Problem requirements: Every record must appear in your copy exactly as written, with no pictures.

Material:
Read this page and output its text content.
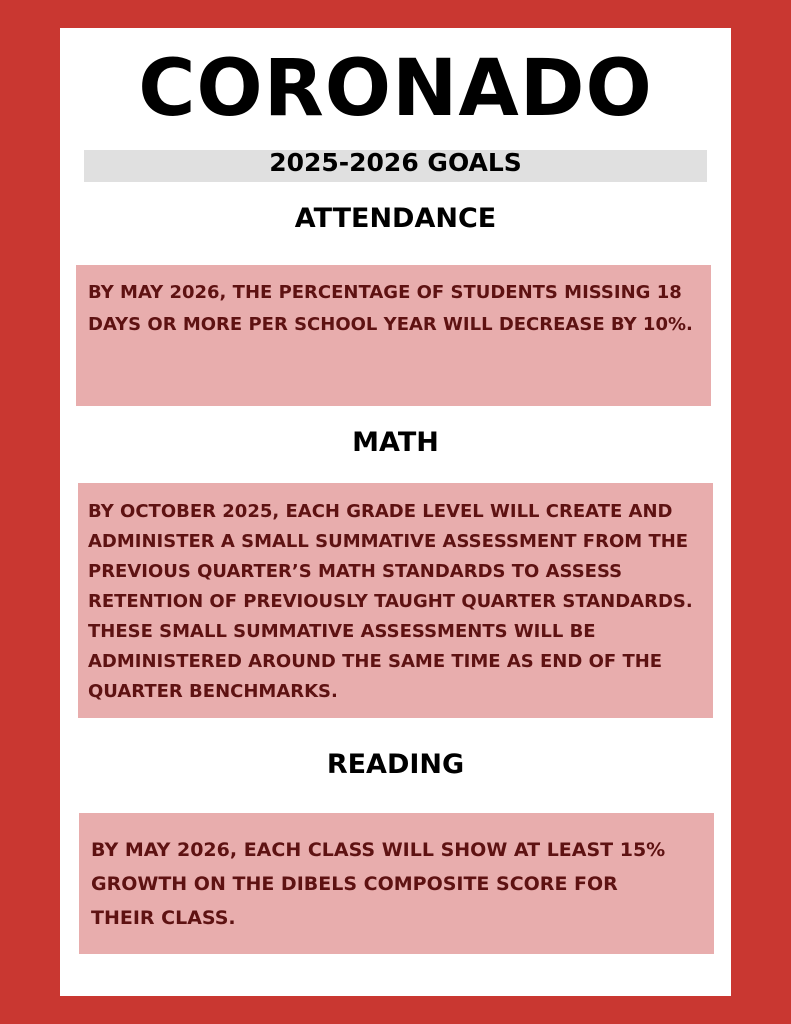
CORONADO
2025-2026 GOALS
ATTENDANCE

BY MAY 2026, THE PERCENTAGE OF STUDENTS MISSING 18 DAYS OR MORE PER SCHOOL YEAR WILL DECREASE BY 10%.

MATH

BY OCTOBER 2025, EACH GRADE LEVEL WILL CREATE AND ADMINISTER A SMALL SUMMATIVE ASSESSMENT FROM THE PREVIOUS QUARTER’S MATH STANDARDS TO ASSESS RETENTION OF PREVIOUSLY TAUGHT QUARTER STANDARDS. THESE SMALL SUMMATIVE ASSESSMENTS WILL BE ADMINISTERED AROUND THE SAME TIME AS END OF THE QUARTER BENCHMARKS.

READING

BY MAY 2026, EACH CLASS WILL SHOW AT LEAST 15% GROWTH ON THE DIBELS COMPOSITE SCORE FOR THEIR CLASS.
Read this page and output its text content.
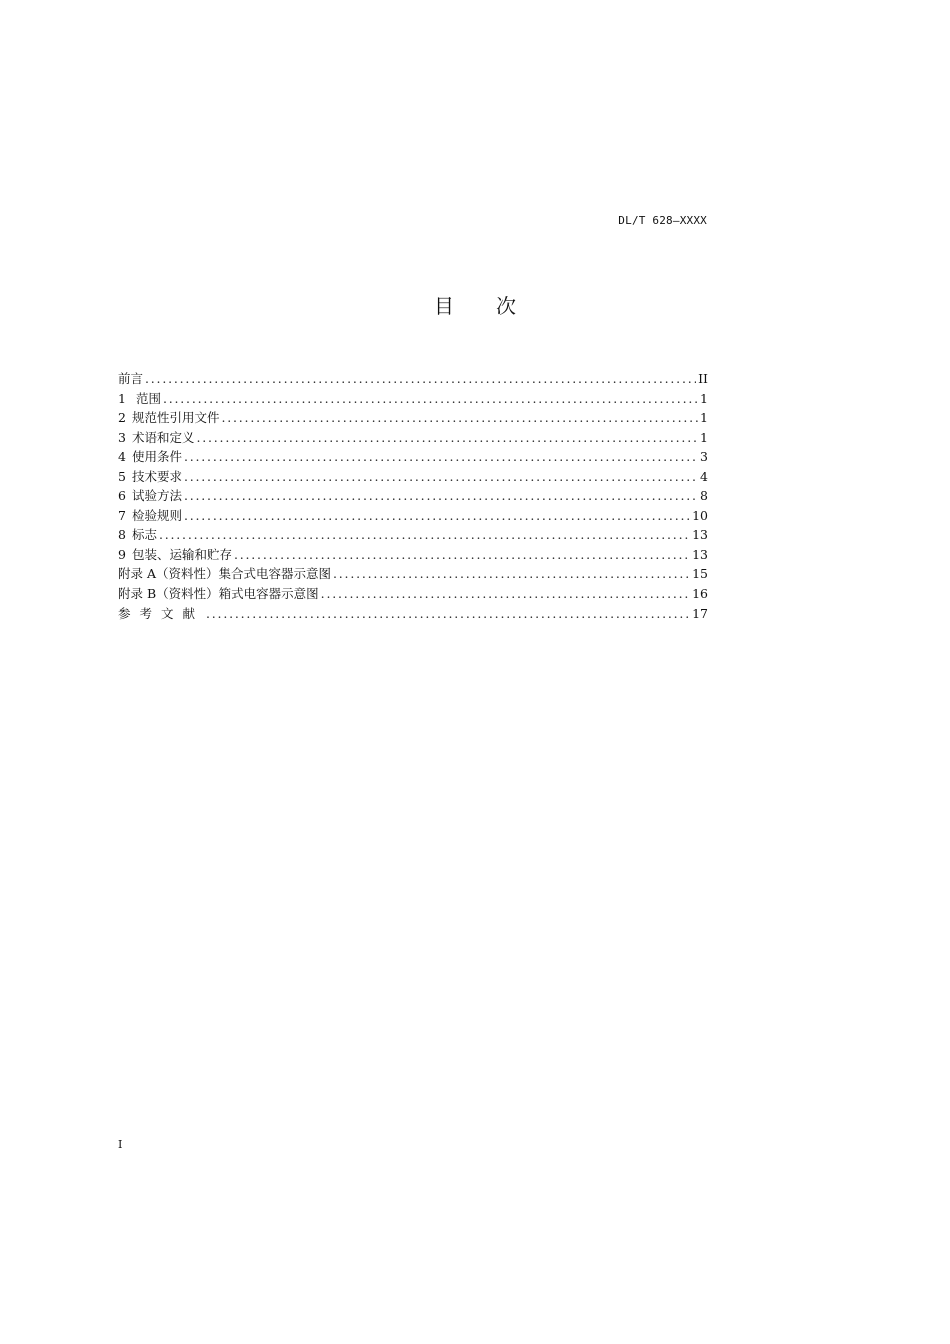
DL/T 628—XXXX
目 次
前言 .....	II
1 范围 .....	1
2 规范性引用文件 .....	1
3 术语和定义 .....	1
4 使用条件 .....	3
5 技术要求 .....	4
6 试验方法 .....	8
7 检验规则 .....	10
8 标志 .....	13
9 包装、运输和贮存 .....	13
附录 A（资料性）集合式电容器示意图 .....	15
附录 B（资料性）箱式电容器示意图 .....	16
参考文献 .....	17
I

The result:
Read this page and output its text content.
CORONADO
2025-2026 GOALS
ATTENDANCE

BY MAY 2026, THE PERCENTAGE OF STUDENTS MISSING 18 DAYS OR MORE PER SCHOOL YEAR WILL DECREASE BY 10%.

MATH

BY OCTOBER 2025, EACH GRADE LEVEL WILL CREATE AND ADMINISTER A SMALL SUMMATIVE ASSESSMENT FROM THE PREVIOUS QUARTER’S MATH STANDARDS TO ASSESS RETENTION OF PREVIOUSLY TAUGHT QUARTER STANDARDS. THESE SMALL SUMMATIVE ASSESSMENTS WILL BE ADMINISTERED AROUND THE SAME TIME AS END OF THE QUARTER BENCHMARKS.

READING

BY MAY 2026, EACH CLASS WILL SHOW AT LEAST 15% GROWTH ON THE DIBELS COMPOSITE SCORE FOR THEIR CLASS.
Read this page and output its text content.
DL/T 628—XXXX
目 次
前言 .....	II
1 范围 .....	1
2 规范性引用文件 .....	1
3 术语和定义 .....	1
4 使用条件 .....	3
5 技术要求 .....	4
6 试验方法 .....	8
7 检验规则 .....	10
8 标志 .....	13
9 包装、运输和贮存 .....	13
附录 A（资料性）集合式电容器示意图 .....	15
附录 B（资料性）箱式电容器示意图 .....	16
参考文献 .....	17
I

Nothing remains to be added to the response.